* SHORT PROBLEM: Can you transcribe every record below exactly as it appears?

* EXERCISE INPUTS:
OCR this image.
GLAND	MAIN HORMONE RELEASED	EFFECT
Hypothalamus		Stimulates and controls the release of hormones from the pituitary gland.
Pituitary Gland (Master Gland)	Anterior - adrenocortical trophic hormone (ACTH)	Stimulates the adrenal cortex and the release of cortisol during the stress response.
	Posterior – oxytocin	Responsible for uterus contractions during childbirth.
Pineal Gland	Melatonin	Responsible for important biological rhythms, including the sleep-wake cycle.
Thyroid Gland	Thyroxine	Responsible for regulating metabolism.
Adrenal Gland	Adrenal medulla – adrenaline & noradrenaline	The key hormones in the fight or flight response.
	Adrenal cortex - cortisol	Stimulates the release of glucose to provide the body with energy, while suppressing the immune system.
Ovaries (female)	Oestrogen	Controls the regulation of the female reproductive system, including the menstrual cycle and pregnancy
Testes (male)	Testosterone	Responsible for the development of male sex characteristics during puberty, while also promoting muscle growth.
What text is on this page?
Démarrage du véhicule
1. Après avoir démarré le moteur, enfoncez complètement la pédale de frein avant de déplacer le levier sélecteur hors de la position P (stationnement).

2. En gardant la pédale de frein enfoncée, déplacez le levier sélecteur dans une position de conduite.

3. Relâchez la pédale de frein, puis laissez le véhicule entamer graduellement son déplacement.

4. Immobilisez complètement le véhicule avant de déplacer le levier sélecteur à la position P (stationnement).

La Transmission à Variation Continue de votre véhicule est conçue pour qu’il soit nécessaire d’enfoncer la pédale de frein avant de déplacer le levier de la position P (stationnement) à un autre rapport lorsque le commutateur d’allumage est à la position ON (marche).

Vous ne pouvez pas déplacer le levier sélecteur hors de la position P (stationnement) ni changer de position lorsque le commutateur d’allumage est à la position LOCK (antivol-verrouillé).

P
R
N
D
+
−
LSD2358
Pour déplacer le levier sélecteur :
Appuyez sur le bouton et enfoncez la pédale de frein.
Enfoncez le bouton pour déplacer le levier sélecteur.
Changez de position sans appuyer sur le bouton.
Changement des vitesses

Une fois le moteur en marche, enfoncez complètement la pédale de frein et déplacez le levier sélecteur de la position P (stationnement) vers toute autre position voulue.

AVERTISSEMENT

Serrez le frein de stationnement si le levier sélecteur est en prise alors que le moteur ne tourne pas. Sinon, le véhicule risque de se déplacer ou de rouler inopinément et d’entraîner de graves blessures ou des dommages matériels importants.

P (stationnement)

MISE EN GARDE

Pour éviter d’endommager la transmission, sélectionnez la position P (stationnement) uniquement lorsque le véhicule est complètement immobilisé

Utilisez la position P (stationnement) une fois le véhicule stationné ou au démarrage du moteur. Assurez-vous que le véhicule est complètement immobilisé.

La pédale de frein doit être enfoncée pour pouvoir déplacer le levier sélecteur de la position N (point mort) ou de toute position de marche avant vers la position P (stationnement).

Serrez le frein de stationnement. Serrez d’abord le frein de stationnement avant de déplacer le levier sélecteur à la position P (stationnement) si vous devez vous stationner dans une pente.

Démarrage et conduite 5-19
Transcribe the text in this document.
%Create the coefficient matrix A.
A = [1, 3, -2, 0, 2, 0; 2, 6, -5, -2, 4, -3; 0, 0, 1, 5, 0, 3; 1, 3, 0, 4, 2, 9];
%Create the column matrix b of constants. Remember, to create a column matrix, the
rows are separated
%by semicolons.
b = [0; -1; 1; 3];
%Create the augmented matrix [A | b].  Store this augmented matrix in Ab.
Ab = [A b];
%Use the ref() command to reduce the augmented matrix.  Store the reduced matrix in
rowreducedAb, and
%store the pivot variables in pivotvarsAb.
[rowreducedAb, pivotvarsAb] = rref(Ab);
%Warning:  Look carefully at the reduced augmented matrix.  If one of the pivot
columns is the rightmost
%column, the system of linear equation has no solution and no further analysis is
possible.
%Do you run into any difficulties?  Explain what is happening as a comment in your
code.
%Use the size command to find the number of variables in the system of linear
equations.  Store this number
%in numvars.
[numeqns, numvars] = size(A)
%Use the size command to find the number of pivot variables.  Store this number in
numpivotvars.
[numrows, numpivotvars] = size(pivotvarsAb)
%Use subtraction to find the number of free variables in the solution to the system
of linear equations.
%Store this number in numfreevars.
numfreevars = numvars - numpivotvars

* ANSWER TO THIS TASK:
OCR this image.
GLAND	MAIN HORMONE RELEASED	EFFECT
Hypothalamus		Stimulates and controls the release of hormones from the pituitary gland.
Pituitary Gland (Master Gland)	Anterior - adrenocortical trophic hormone (ACTH)	Stimulates the adrenal cortex and the release of cortisol during the stress response.
	Posterior – oxytocin	Responsible for uterus contractions during childbirth.
Pineal Gland	Melatonin	Responsible for important biological rhythms, including the sleep-wake cycle.
Thyroid Gland	Thyroxine	Responsible for regulating metabolism.
Adrenal Gland	Adrenal medulla – adrenaline & noradrenaline	The key hormones in the fight or flight response.
	Adrenal cortex - cortisol	Stimulates the release of glucose to provide the body with energy, while suppressing the immune system.
Ovaries (female)	Oestrogen	Controls the regulation of the female reproductive system, including the menstrual cycle and pregnancy
Testes (male)	Testosterone	Responsible for the development of male sex characteristics during puberty, while also promoting muscle growth.
What text is on this page?
Démarrage du véhicule
1. Après avoir démarré le moteur, enfoncez complètement la pédale de frein avant de déplacer le levier sélecteur hors de la position P (stationnement).

2. En gardant la pédale de frein enfoncée, déplacez le levier sélecteur dans une position de conduite.

3. Relâchez la pédale de frein, puis laissez le véhicule entamer graduellement son déplacement.

4. Immobilisez complètement le véhicule avant de déplacer le levier sélecteur à la position P (stationnement).

La Transmission à Variation Continue de votre véhicule est conçue pour qu’il soit nécessaire d’enfoncer la pédale de frein avant de déplacer le levier de la position P (stationnement) à un autre rapport lorsque le commutateur d’allumage est à la position ON (marche).

Vous ne pouvez pas déplacer le levier sélecteur hors de la position P (stationnement) ni changer de position lorsque le commutateur d’allumage est à la position LOCK (antivol-verrouillé).

P
R
N
D
+
−
LSD2358
Pour déplacer le levier sélecteur :
Appuyez sur le bouton et enfoncez la pédale de frein.
Enfoncez le bouton pour déplacer le levier sélecteur.
Changez de position sans appuyer sur le bouton.
Changement des vitesses

Une fois le moteur en marche, enfoncez complètement la pédale de frein et déplacez le levier sélecteur de la position P (stationnement) vers toute autre position voulue.

AVERTISSEMENT

Serrez le frein de stationnement si le levier sélecteur est en prise alors que le moteur ne tourne pas. Sinon, le véhicule risque de se déplacer ou de rouler inopinément et d’entraîner de graves blessures ou des dommages matériels importants.

P (stationnement)

MISE EN GARDE

Pour éviter d’endommager la transmission, sélectionnez la position P (stationnement) uniquement lorsque le véhicule est complètement immobilisé

Utilisez la position P (stationnement) une fois le véhicule stationné ou au démarrage du moteur. Assurez-vous que le véhicule est complètement immobilisé.

La pédale de frein doit être enfoncée pour pouvoir déplacer le levier sélecteur de la position N (point mort) ou de toute position de marche avant vers la position P (stationnement).

Serrez le frein de stationnement. Serrez d’abord le frein de stationnement avant de déplacer le levier sélecteur à la position P (stationnement) si vous devez vous stationner dans une pente.

Démarrage et conduite 5-19
Transcribe the text in this document.
%Create the coefficient matrix A.
A = [1, 3, -2, 0, 2, 0; 2, 6, -5, -2, 4, -3; 0, 0, 1, 5, 0, 3; 1, 3, 0, 4, 2, 9];
%Create the column matrix b of constants. Remember, to create a column matrix, the
rows are separated
%by semicolons.
b = [0; -1; 1; 3];
%Create the augmented matrix [A | b].  Store this augmented matrix in Ab.
Ab = [A b];
%Use the ref() command to reduce the augmented matrix.  Store the reduced matrix in
rowreducedAb, and
%store the pivot variables in pivotvarsAb.
[rowreducedAb, pivotvarsAb] = rref(Ab);
%Warning:  Look carefully at the reduced augmented matrix.  If one of the pivot
columns is the rightmost
%column, the system of linear equation has no solution and no further analysis is
possible.
%Do you run into any difficulties?  Explain what is happening as a comment in your
code.
%Use the size command to find the number of variables in the system of linear
equations.  Store this number
%in numvars.
[numeqns, numvars] = size(A)
%Use the size command to find the number of pivot variables.  Store this number in
numpivotvars.
[numrows, numpivotvars] = size(pivotvarsAb)
%Use subtraction to find the number of free variables in the solution to the system
of linear equations.
%Store this number in numfreevars.
numfreevars = numvars - numpivotvars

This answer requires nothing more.